Copy the following items word for word, starting at the line that contains "legend-label: Kredyty mieszkaniowe złotowe" and ending after the line that contains "donut-slice — [200, 56, 217, 164]".

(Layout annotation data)
- - - - - - -
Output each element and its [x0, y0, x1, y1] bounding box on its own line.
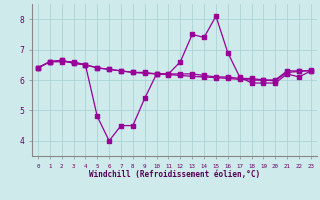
X-axis label: Windchill (Refroidissement éolien,°C): Windchill (Refroidissement éolien,°C) [89, 170, 260, 179]
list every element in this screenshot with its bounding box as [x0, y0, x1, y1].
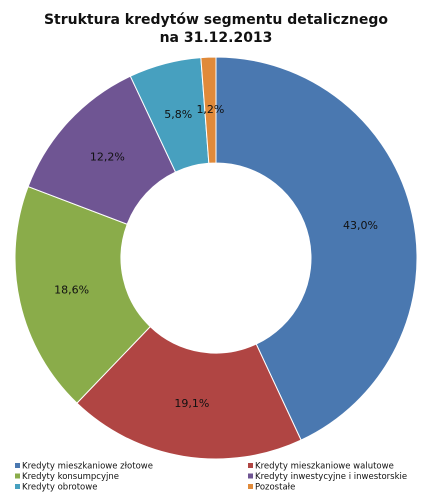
legend-label: Kredyty mieszkaniowe złotowe — [22, 462, 153, 472]
legend-swatch — [248, 463, 253, 468]
chart-title: Struktura kredytów segmentu detalicznego — [44, 12, 388, 28]
legend-label: Kredyty konsumpcyjne — [22, 472, 119, 482]
legend-swatch — [15, 484, 20, 489]
legend-label: Pozostałe — [255, 483, 295, 493]
legend-label: Kredyty inwestycyjne i inwestorskie — [255, 472, 407, 482]
chart-subtitle: na 31.12.2013 — [160, 30, 273, 46]
legend-swatch — [15, 463, 20, 468]
legend-swatch — [15, 473, 20, 479]
data-label: 19,1% — [174, 397, 209, 410]
data-label: 18,6% — [54, 284, 89, 297]
donut-slice — [14, 185, 151, 404]
data-label: 5,8% — [164, 108, 192, 121]
donut-slice — [215, 56, 418, 441]
legend-label: Kredyty obrotowe — [22, 483, 97, 493]
data-label: 43,0% — [343, 219, 378, 232]
donut-slice — [76, 325, 302, 460]
donut-slice — [200, 56, 217, 164]
data-label: 1,2% — [196, 103, 224, 116]
donut-slice — [27, 75, 177, 225]
legend-swatch — [248, 484, 253, 489]
legend-label: Kredyty mieszkaniowe walutowe — [255, 462, 394, 472]
legend-swatch — [248, 473, 253, 479]
data-label: 12,2% — [90, 150, 125, 163]
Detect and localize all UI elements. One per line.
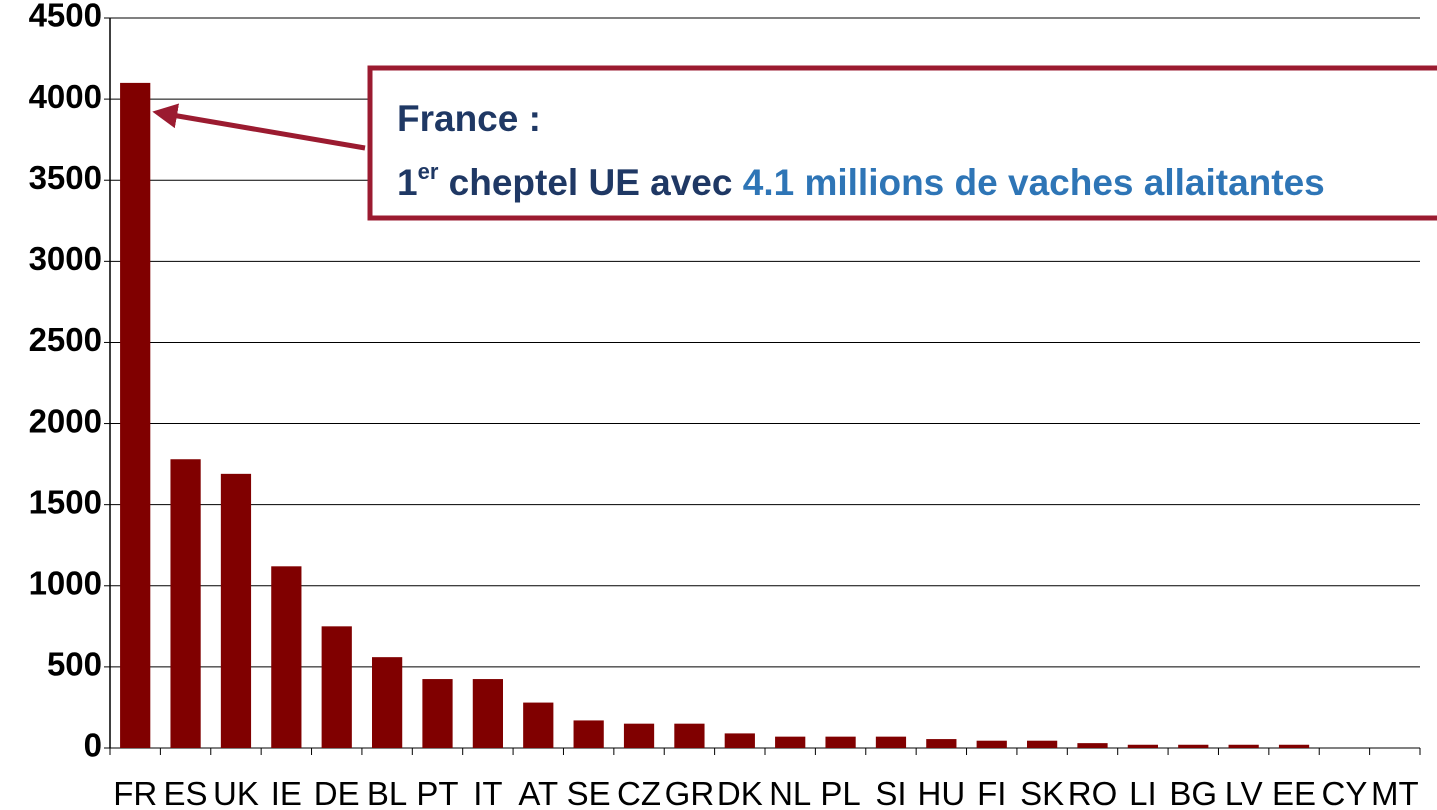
bar (1228, 744, 1259, 748)
annotation-title: France : (397, 98, 541, 139)
y-tick-label: 2500 (29, 321, 102, 358)
annotation-arrow (152, 103, 366, 151)
bar (1178, 744, 1209, 748)
plot-area: 0 500 1000 1500 2000 2500 3000 3500 4000 4500 FR ES… (29, 0, 1421, 810)
bar (724, 733, 755, 748)
bar (120, 82, 151, 748)
annotation-number: 1 (397, 162, 418, 203)
x-tick-label: LI (1129, 775, 1157, 810)
bar (775, 736, 806, 748)
annotation: France : 1er cheptel UE avec 4.1 million… (397, 98, 1325, 203)
x-tick-label: PL (820, 775, 860, 810)
x-tick-label: DK (717, 775, 763, 810)
x-tick-label: FR (113, 775, 157, 810)
bar (1077, 743, 1108, 748)
x-tick-label: PT (416, 775, 458, 810)
bar (523, 702, 554, 748)
bar (926, 739, 957, 748)
x-tick-label: SE (567, 775, 611, 810)
y-tick-label: 4000 (29, 78, 102, 115)
bar (623, 723, 655, 748)
bar (422, 679, 453, 748)
x-tick-label: HU (918, 775, 966, 810)
bar (976, 740, 1007, 748)
bar (321, 626, 352, 748)
y-tick-label: 3000 (29, 240, 102, 277)
x-tick-label: NL (769, 775, 811, 810)
y-tick-label: 2000 (29, 402, 102, 439)
x-tick-label: IE (271, 775, 302, 810)
annotation-highlight: 4.1 millions de vaches allaitantes (743, 162, 1325, 203)
x-tick-label: DE (314, 775, 360, 810)
x-tick-label: SK (1020, 775, 1064, 810)
x-tick-label: ES (164, 775, 208, 810)
bar (573, 720, 604, 748)
x-tick-label: CZ (617, 775, 661, 810)
y-tick-label: 1500 (29, 483, 102, 520)
x-tick-label: RO (1068, 775, 1118, 810)
annotation-box (367, 65, 1437, 221)
bar (1278, 744, 1310, 748)
bar (825, 736, 856, 748)
annotation-superscript: er (418, 159, 439, 184)
bar (271, 566, 302, 748)
bar (1127, 744, 1158, 748)
bar (220, 473, 252, 748)
y-tick-label: 1000 (29, 564, 102, 601)
bar (1027, 740, 1058, 748)
x-tick-label: GR (665, 775, 715, 810)
bar (875, 736, 907, 748)
bar (170, 459, 201, 748)
bar (472, 679, 503, 748)
y-tick-label: 500 (47, 646, 102, 683)
x-tick-label: AT (518, 775, 558, 810)
bar (372, 657, 403, 748)
y-tick-label: 0 (84, 727, 102, 764)
y-tick-label: 4500 (29, 0, 102, 34)
x-tick-label: IT (473, 775, 502, 810)
x-tick-label: MT (1371, 775, 1419, 810)
x-tick-label: CY (1322, 775, 1368, 810)
x-tick-label: UK (213, 775, 259, 810)
x-tick-label: EE (1272, 775, 1316, 810)
x-tick-label: SI (875, 775, 906, 810)
x-tick-label: FI (977, 775, 1006, 810)
x-tick-label: LV (1225, 775, 1263, 810)
annotation-text: 1er cheptel UE avec 4.1 millions de vach… (397, 159, 1325, 203)
x-tick-label: BG (1169, 775, 1217, 810)
annotation-body: cheptel UE avec (438, 162, 742, 203)
bar (674, 723, 705, 748)
y-tick-label: 3500 (29, 159, 102, 196)
x-tick-label: BL (367, 775, 407, 810)
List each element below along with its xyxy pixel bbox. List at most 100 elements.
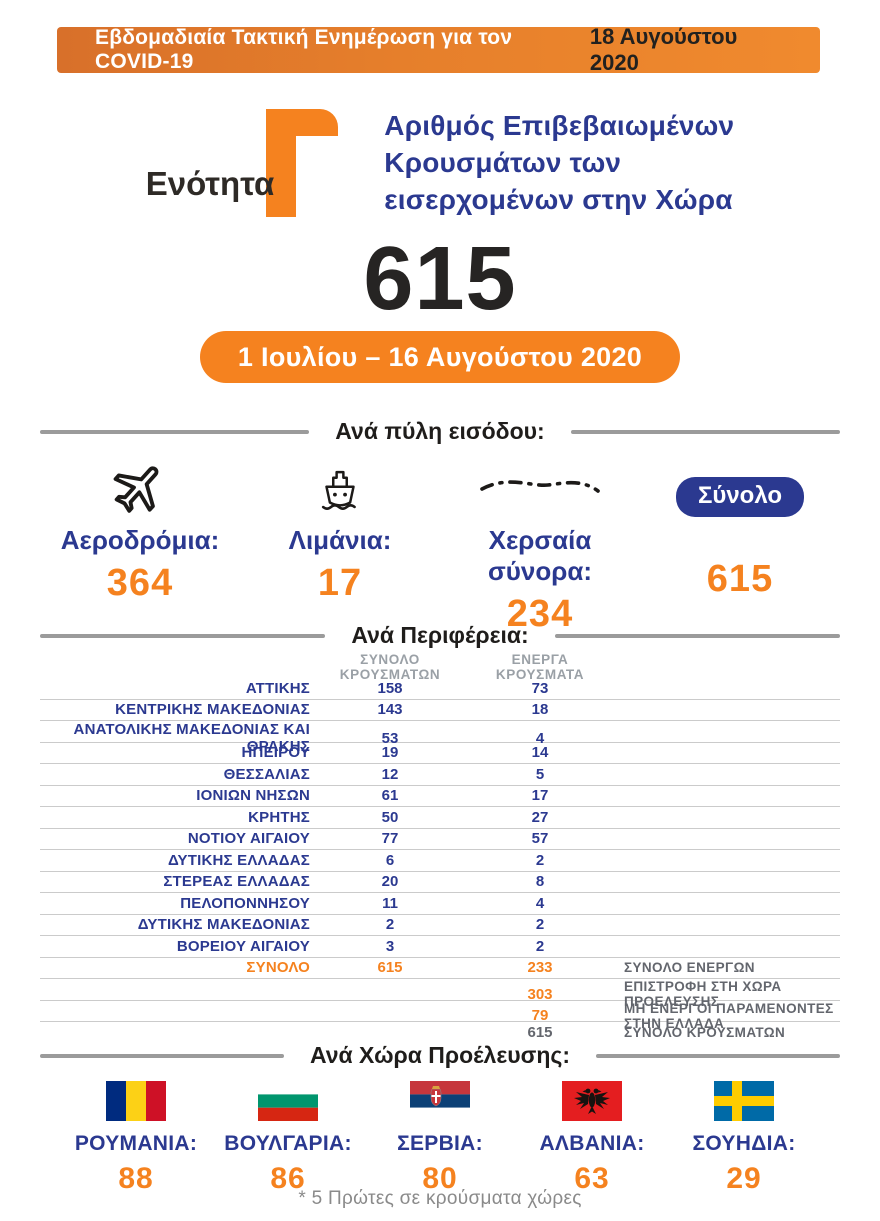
bulgaria-flag	[212, 1080, 364, 1122]
airplane-icon	[40, 455, 240, 517]
region-active: 14	[531, 744, 549, 762]
region-active: 18	[531, 701, 549, 719]
gate-value: 615	[706, 558, 774, 600]
region-total: 50	[381, 808, 399, 826]
region-total: 158	[377, 679, 403, 697]
table-row: ΚΡΗΤΗΣ 50 27	[40, 807, 840, 829]
region-name: ΚΕΝΤΡΙΚΗΣ ΜΑΚΕΔΟΝΙΑΣ	[115, 701, 310, 719]
sweden-flag	[668, 1080, 820, 1122]
region-name: ΑΤΤΙΚΗΣ	[245, 679, 310, 697]
gate-value: 17	[317, 562, 363, 604]
region-total: 19	[381, 744, 399, 762]
summary-rows: 303 ΕΠΙΣΤΡΟΦΗ ΣΤΗ ΧΩΡΑ ΠΡΟΕΛΕΥΣΗΣ 79 ΜΗ …	[40, 979, 840, 1044]
summary-value: 615	[527, 1024, 553, 1042]
table-row: ΙΟΝΙΩΝ ΝΗΣΩΝ 61 17	[40, 786, 840, 807]
region-active: 57	[531, 830, 549, 848]
region-active: 2	[535, 937, 545, 955]
country-serbia: ΣΕΡΒΙΑ: 80	[364, 1080, 516, 1196]
serbia-coat-of-arms	[430, 1086, 442, 1107]
region-total: 12	[381, 765, 399, 783]
section-label: Ενότητα	[145, 164, 275, 202]
country-label: ΣΕΡΒΙΑ:	[397, 1132, 483, 1155]
region-name: ΔΥΤΙΚΗΣ ΜΑΚΕΔΟΝΙΑΣ	[137, 916, 310, 934]
table-row: ΑΝΑΤΟΛΙΚΗΣ ΜΑΚΕΔΟΝΙΑΣ ΚΑΙ ΘΡΑΚΗΣ 53 4	[40, 721, 840, 755]
country-label: ΑΛΒΑΝΙΑ:	[539, 1132, 645, 1155]
divider-line	[554, 633, 841, 638]
ship-icon	[240, 455, 440, 517]
table-row: ΣΤΕΡΕΑΣ ΕΛΛΑΔΑΣ 20 8	[40, 872, 840, 893]
total-pill: Σύνολο	[675, 477, 805, 517]
divider-line	[570, 429, 840, 434]
region-name: ΝΟΤΙΟΥ ΑΙΓΑΙΟΥ	[187, 830, 310, 848]
region-active: 4	[535, 894, 545, 912]
region-active: 2	[535, 851, 545, 869]
total-row-active: 233	[527, 959, 553, 977]
gate-value: 234	[506, 593, 574, 635]
region-active: 4	[535, 729, 545, 747]
total-row-total: 615	[377, 959, 403, 977]
regions-total-row: ΣΥΝΟΛΟ 615 233 ΣΥΝΟΛΟ ΕΝΕΡΓΩΝ	[40, 958, 840, 979]
country-albania: ΑΛΒΑΝΙΑ: 63	[516, 1080, 668, 1196]
summary-value: 79	[531, 1007, 549, 1024]
region-total: 53	[381, 729, 399, 747]
region-name: ΣΤΕΡΕΑΣ ΕΛΛΑΔΑΣ	[163, 873, 310, 891]
gate-label: Χερσαία σύνορα:	[488, 525, 592, 586]
entry-gates-row: Αεροδρόμια: 364 Λιμάνια: 17 Χερσαία σύνο…	[40, 455, 840, 636]
gate-ports: Λιμάνια: 17	[240, 455, 440, 636]
report-date: 18 Αυγούστου 2020	[589, 24, 738, 75]
column-header-total: ΣΥΝΟΛΟ ΚΡΟΥΣΜΑΤΩΝ	[339, 652, 441, 682]
country-value: 88	[118, 1162, 154, 1195]
region-total: 143	[377, 701, 403, 719]
region-total: 6	[385, 851, 395, 869]
period-pill: 1 Ιουλίου – 16 Αυγούστου 2020	[200, 331, 680, 383]
country-label: ΣΟΥΗΔΙΑ:	[692, 1132, 796, 1155]
gate-label: Λιμάνια:	[288, 525, 392, 555]
table-row: ΗΠΕΙΡΟΥ 19 14	[40, 743, 840, 764]
gate-total-spacer: Σύνολο	[640, 455, 840, 517]
region-name: ΠΕΛΟΠΟΝΝΗΣΟΥ	[180, 894, 310, 912]
summary-value: 303	[527, 985, 553, 1003]
table-row: ΔΥΤΙΚΗΣ ΕΛΛΑΔΑΣ 6 2	[40, 850, 840, 872]
country-value: 86	[270, 1162, 306, 1195]
region-total: 20	[381, 873, 399, 891]
region-name: ΚΡΗΤΗΣ	[248, 808, 310, 826]
serbia-flag	[364, 1080, 516, 1122]
country-bulgaria: ΒΟΥΛΓΑΡΙΑ: 86	[212, 1080, 364, 1196]
column-header-active: ΕΝΕΡΓΑ ΚΡΟΥΣΜΑΤΑ	[495, 652, 585, 682]
divider-line	[40, 429, 310, 434]
region-active: 2	[535, 916, 545, 934]
total-row-name: ΣΥΝΟΛΟ	[246, 959, 310, 977]
region-total: 3	[385, 937, 395, 955]
section-letter-gamma-shape	[266, 109, 339, 218]
gate-label: Αεροδρόμια:	[60, 525, 220, 555]
country-label: ΒΟΥΛΓΑΡΙΑ:	[224, 1132, 352, 1155]
table-header-row: ΣΥΝΟΛΟ ΚΡΟΥΣΜΑΤΩΝ ΕΝΕΡΓΑ ΚΡΟΥΣΜΑΤΑ	[40, 652, 840, 682]
land-border-icon	[440, 455, 640, 517]
region-name: ΘΕΣΣΑΛΙΑΣ	[223, 765, 310, 783]
countries-row: ΡΟΥΜΑΝΙΑ: 88 ΒΟΥΛΓΑΡΙΑ: 86 ΣΕΡΒΙΑ: 80	[60, 1080, 820, 1196]
table-row: ΠΕΛΟΠΟΝΝΗΣΟΥ 11 4	[40, 893, 840, 915]
region-name: ΒΟΡΕΙΟΥ ΑΙΓΑΙΟΥ	[176, 937, 310, 955]
summary-row: 303 ΕΠΙΣΤΡΟΦΗ ΣΤΗ ΧΩΡΑ ΠΡΟΕΛΕΥΣΗΣ	[40, 979, 840, 1009]
footnote: * 5 Πρώτες σε κρούσματα χώρες	[298, 1188, 582, 1209]
region-name: ΗΠΕΙΡΟΥ	[241, 744, 310, 762]
summary-row: 79 ΜΗ ΕΝΕΡΓΟΙ ΠΑΡΑΜΕΝΟΝΤΕΣ ΣΤΗΝ ΕΛΛΑΔΑ	[40, 1001, 840, 1031]
section-title: Αριθμός Επιβεβαιωμένων Κρουσμάτων των ει…	[384, 110, 735, 215]
region-name: ΔΥΤΙΚΗΣ ΕΛΛΑΔΑΣ	[167, 851, 310, 869]
regions-table: ΣΥΝΟΛΟ ΚΡΟΥΣΜΑΤΩΝ ΕΝΕΡΓΑ ΚΡΟΥΣΜΑΤΑ ΑΤΤΙΚ…	[40, 652, 840, 1044]
period-label: 1 Ιουλίου – 16 Αυγούστου 2020	[237, 341, 643, 372]
region-name: ΑΝΑΤΟΛΙΚΗΣ ΜΑΚΕΔΟΝΙΑΣ ΚΑΙ ΘΡΑΚΗΣ	[73, 721, 310, 755]
summary-label: ΜΗ ΕΝΕΡΓΟΙ ΠΑΡΑΜΕΝΟΝΤΕΣ ΣΤΗΝ ΕΛΛΑΔΑ	[624, 1000, 834, 1031]
top-banner: Εβδομαδιαία Τακτική Ενημέρωση για τον CO…	[57, 24, 820, 75]
region-total: 61	[381, 787, 399, 805]
country-sweden: ΣΟΥΗΔΙΑ: 29	[668, 1080, 820, 1196]
table-row: ΑΤΤΙΚΗΣ 158 73	[40, 678, 840, 700]
region-active: 8	[535, 873, 545, 891]
divider-line	[40, 1053, 284, 1058]
region-active: 17	[531, 787, 549, 805]
summary-label: ΕΠΙΣΤΡΟΦΗ ΣΤΗ ΧΩΡΑ ΠΡΟΕΛΕΥΣΗΣ	[624, 979, 782, 1009]
total-confirmed-count: 615	[363, 229, 517, 329]
weekly-update-title: Εβδομαδιαία Τακτική Ενημέρωση για τον CO…	[95, 26, 513, 73]
total-row-label: ΣΥΝΟΛΟ ΕΝΕΡΓΩΝ	[624, 960, 755, 976]
gate-land-borders: Χερσαία σύνορα: 234	[440, 455, 640, 636]
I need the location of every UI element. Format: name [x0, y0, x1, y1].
- - - - - - -
__Complete response__
legend-label: Kredyty mieszkaniowe złotowe — [22, 462, 153, 472]
legend-swatch — [248, 463, 253, 468]
chart-title: Struktura kredytów segmentu detalicznego — [44, 12, 388, 28]
legend-label: Kredyty konsumpcyjne — [22, 472, 119, 482]
legend-swatch — [15, 484, 20, 489]
legend-label: Pozostałe — [255, 483, 295, 493]
legend-label: Kredyty inwestycyjne i inwestorskie — [255, 472, 407, 482]
chart-subtitle: na 31.12.2013 — [160, 30, 273, 46]
legend-swatch — [15, 463, 20, 468]
legend-swatch — [15, 473, 20, 479]
data-label: 19,1% — [174, 397, 209, 410]
data-label: 18,6% — [54, 284, 89, 297]
donut-slice — [14, 185, 151, 404]
data-label: 5,8% — [164, 108, 192, 121]
donut-slice — [215, 56, 418, 441]
legend-label: Kredyty obrotowe — [22, 483, 97, 493]
data-label: 43,0% — [343, 219, 378, 232]
donut-slice — [76, 325, 302, 460]
donut-slice — [200, 56, 217, 164]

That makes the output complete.